--- Brief ---
Select the lines below containing the word "Choice".

(Figure dataset records)
◆ ◆ ◆ ◆
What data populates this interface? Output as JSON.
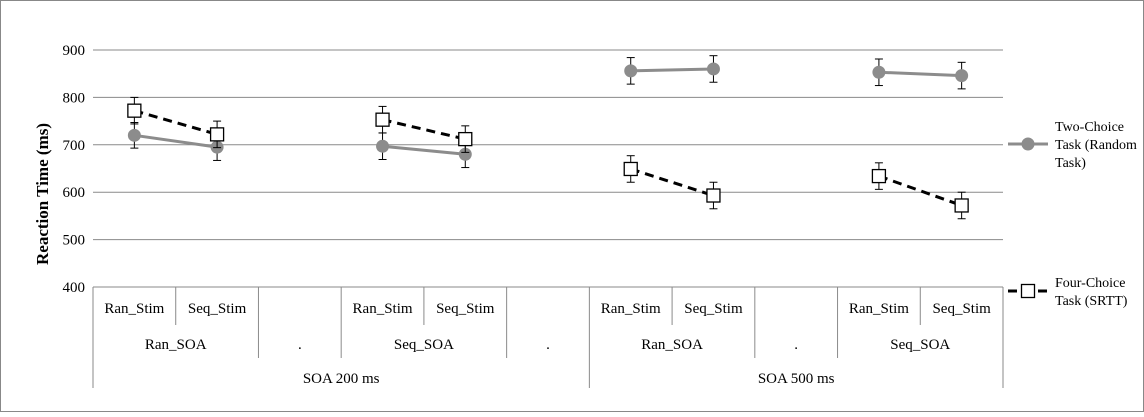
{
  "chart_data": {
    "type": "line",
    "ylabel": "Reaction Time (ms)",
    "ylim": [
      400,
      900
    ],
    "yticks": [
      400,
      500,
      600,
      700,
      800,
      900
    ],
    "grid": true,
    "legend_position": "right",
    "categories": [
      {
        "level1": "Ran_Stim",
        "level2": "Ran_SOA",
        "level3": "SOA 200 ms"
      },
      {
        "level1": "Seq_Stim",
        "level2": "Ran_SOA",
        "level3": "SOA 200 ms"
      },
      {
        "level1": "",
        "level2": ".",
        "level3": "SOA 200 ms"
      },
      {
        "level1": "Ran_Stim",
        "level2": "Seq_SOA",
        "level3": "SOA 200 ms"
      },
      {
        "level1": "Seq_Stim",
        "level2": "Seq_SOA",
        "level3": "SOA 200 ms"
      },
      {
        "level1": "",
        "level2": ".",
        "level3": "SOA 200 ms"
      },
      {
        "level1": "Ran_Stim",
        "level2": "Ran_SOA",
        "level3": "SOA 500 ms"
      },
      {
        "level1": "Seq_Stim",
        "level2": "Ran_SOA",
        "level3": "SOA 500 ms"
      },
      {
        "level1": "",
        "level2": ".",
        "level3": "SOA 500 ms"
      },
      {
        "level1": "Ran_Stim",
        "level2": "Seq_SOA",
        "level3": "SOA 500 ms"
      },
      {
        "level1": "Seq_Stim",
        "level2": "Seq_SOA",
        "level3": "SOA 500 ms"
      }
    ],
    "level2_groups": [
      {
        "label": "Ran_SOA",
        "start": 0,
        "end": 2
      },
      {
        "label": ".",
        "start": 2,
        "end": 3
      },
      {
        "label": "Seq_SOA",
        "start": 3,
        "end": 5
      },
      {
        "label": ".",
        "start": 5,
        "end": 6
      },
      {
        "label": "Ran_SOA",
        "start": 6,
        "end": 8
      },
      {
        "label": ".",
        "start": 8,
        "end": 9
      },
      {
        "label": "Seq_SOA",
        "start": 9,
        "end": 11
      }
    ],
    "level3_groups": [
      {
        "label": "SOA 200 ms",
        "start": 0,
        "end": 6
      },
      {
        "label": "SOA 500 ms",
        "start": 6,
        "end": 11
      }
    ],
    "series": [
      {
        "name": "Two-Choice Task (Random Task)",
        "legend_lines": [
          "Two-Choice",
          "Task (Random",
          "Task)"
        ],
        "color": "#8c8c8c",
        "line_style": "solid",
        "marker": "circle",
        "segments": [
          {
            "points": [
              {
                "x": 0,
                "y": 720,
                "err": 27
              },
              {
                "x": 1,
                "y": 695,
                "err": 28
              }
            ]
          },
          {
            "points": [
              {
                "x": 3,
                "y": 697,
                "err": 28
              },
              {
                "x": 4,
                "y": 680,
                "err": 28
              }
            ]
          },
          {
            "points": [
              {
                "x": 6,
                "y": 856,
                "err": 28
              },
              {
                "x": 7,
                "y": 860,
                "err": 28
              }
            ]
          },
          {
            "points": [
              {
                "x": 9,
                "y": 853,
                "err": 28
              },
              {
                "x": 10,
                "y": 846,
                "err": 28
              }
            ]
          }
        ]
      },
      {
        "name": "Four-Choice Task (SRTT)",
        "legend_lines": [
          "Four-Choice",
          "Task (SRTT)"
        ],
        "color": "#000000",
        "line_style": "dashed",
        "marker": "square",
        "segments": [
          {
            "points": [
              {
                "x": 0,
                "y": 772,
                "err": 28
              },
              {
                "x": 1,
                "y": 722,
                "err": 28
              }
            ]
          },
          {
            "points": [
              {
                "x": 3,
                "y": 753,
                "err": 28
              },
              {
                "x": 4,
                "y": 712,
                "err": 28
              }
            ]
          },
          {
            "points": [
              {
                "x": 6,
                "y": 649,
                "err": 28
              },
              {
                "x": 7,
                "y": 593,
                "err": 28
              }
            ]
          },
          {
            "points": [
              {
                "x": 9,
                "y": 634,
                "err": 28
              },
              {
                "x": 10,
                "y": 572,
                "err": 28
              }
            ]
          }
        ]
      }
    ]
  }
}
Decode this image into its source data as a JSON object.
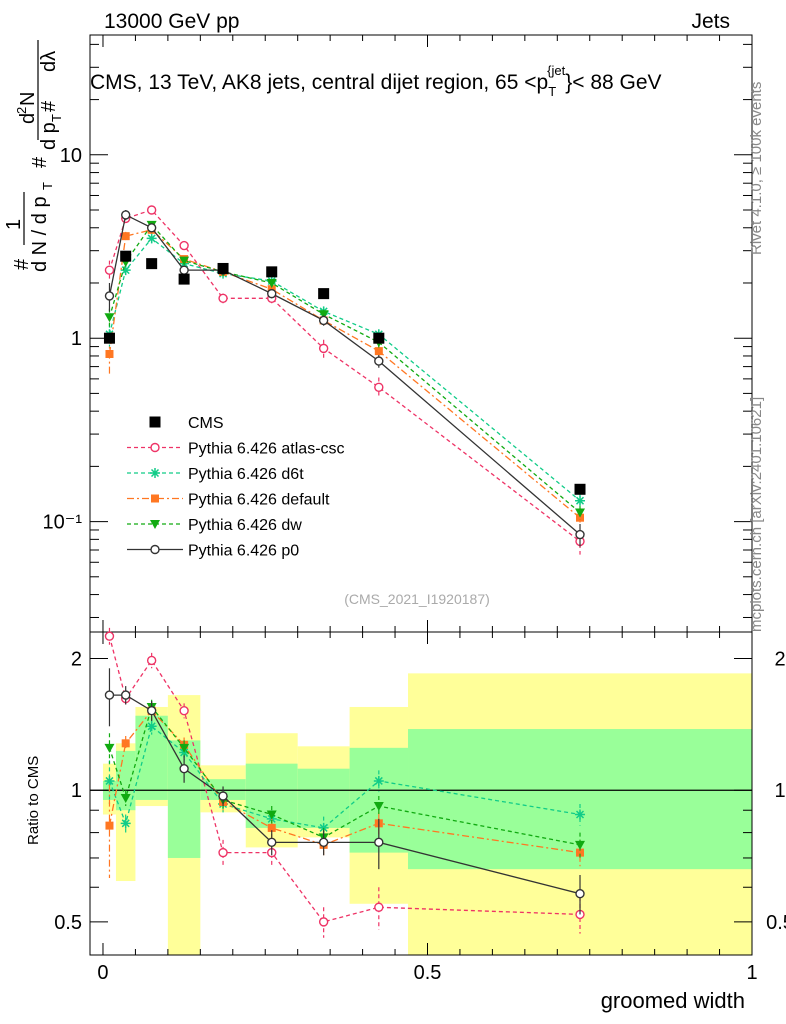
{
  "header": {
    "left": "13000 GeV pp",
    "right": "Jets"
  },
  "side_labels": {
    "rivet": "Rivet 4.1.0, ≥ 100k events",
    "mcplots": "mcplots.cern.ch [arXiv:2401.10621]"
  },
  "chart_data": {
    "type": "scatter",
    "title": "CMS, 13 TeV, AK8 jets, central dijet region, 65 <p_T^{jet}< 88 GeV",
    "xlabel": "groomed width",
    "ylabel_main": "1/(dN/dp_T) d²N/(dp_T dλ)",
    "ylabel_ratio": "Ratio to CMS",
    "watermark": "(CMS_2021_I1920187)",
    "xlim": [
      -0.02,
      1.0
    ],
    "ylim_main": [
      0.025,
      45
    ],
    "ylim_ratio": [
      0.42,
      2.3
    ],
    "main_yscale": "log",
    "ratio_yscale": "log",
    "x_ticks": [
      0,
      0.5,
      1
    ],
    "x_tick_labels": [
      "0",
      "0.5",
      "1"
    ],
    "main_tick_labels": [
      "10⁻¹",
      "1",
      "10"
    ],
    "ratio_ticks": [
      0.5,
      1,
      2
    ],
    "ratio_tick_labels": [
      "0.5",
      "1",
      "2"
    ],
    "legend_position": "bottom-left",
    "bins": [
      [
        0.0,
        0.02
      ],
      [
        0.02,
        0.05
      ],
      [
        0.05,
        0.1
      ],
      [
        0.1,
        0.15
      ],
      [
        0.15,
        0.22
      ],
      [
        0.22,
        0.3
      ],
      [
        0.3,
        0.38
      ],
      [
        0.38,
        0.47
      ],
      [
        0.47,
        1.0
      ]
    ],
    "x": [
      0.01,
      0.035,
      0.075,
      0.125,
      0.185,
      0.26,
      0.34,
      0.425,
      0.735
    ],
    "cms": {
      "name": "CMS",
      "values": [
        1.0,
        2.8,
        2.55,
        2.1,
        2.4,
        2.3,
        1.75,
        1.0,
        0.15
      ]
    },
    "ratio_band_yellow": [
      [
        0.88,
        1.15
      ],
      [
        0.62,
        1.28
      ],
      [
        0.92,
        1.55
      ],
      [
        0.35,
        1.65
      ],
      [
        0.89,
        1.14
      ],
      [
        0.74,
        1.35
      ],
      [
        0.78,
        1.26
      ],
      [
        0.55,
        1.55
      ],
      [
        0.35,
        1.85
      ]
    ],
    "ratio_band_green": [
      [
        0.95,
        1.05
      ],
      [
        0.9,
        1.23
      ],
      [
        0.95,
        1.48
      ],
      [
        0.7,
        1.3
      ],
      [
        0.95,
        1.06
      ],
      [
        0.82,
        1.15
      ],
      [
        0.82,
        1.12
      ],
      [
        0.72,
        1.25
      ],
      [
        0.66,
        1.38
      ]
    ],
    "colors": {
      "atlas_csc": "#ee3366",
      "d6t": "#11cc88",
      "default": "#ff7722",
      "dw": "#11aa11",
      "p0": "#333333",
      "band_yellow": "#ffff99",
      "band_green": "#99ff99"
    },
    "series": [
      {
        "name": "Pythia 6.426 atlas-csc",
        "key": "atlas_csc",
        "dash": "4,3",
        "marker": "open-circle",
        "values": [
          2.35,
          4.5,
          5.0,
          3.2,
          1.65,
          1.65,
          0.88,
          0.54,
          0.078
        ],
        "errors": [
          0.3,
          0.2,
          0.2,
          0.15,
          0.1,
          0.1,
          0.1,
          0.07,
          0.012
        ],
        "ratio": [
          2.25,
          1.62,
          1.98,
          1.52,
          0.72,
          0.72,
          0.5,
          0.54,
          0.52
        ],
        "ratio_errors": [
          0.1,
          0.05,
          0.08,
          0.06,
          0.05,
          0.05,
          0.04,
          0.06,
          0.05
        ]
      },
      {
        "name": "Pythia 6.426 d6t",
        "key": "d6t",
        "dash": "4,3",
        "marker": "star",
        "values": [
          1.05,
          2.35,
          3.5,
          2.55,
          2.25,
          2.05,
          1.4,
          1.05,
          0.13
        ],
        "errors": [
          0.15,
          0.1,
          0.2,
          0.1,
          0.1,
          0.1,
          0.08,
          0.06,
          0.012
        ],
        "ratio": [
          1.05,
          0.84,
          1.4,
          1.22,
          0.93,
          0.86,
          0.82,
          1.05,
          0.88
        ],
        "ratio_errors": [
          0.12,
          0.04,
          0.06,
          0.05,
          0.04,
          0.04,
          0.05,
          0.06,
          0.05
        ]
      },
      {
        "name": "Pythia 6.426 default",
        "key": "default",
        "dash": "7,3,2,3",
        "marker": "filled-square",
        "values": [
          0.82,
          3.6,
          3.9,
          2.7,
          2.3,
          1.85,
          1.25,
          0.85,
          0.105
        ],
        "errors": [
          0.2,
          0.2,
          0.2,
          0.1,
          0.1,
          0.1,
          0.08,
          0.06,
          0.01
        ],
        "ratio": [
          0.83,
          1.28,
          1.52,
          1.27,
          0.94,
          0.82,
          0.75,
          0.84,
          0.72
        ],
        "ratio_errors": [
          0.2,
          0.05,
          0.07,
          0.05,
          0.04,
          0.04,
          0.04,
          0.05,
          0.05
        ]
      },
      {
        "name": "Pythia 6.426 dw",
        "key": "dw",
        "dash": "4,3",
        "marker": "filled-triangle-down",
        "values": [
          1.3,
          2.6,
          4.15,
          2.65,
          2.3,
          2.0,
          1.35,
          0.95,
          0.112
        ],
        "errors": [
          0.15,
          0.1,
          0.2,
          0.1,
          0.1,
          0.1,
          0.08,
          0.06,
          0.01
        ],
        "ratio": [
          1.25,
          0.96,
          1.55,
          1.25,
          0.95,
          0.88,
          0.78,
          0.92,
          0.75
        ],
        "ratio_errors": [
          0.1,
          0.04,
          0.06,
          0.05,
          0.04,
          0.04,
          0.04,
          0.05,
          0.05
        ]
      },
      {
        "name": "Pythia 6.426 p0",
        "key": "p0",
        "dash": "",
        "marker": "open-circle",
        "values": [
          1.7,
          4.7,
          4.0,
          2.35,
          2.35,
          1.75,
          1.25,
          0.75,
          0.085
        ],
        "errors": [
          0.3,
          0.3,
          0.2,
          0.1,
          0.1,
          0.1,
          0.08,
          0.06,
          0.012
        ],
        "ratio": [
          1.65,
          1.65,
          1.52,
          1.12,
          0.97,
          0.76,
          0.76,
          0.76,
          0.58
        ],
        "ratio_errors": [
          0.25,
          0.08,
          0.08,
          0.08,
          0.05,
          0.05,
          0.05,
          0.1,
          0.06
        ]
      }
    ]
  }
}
◆ ◆ ◆ ◆
--- Written response ---
        "name": "Two-Choice Task (Random Task)",
          "Two-Choice",
        "name": "Four-Choice Task (SRTT)",
          "Four-Choice",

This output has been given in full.